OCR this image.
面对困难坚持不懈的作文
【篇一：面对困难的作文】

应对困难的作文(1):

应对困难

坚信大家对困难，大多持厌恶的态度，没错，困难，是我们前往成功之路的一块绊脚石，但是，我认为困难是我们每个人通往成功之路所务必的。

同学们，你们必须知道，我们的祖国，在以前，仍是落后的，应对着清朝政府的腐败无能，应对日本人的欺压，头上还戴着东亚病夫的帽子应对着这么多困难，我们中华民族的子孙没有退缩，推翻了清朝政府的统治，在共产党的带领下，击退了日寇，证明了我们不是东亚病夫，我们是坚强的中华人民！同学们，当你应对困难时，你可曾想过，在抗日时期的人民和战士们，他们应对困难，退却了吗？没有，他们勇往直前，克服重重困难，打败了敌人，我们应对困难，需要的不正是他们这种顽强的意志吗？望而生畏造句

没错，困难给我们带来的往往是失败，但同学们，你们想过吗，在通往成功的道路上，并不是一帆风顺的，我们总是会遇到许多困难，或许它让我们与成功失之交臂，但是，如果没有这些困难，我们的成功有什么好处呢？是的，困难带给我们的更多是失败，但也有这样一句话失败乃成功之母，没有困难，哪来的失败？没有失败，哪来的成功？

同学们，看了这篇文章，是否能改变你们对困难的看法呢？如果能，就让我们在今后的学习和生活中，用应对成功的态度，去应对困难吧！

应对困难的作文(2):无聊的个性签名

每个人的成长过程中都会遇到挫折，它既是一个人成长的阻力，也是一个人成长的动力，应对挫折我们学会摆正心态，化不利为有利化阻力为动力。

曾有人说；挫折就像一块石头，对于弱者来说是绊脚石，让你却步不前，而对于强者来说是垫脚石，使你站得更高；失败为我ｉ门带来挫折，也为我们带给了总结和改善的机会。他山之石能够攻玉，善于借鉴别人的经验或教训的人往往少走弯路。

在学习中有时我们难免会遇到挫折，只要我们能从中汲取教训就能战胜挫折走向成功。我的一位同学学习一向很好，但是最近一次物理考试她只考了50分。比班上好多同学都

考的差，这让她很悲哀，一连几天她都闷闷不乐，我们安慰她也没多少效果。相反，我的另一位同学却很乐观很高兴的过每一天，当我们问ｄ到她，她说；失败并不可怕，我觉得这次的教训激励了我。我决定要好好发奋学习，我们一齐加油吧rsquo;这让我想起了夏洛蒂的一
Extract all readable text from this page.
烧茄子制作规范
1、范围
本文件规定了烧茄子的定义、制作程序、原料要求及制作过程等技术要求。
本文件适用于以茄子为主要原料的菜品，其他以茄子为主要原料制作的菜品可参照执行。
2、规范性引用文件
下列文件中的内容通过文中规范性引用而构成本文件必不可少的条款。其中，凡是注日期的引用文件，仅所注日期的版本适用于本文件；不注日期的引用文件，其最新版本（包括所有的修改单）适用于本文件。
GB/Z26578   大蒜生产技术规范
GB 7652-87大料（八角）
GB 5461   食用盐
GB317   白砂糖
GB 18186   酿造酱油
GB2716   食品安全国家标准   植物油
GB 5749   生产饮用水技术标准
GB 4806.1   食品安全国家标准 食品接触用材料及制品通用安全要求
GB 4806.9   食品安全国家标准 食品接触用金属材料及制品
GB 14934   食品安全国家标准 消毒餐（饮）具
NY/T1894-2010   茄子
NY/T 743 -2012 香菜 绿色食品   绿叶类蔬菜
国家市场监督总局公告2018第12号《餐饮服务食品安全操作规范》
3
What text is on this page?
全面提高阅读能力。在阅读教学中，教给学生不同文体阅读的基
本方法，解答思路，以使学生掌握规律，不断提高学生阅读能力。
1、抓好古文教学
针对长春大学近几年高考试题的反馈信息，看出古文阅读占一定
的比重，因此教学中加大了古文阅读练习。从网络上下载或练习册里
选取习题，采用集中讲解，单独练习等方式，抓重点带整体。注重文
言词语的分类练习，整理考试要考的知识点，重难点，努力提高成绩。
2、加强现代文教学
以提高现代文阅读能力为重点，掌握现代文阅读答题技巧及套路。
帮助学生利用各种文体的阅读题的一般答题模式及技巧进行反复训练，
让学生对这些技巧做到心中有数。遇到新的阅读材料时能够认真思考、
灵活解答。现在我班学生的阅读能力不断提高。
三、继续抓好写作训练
-------
Stated task: Read through the entries and copy each line in which "this" appears.

Written solution:
OCR this image.
Extract all readable text from this page.
What text is on this page?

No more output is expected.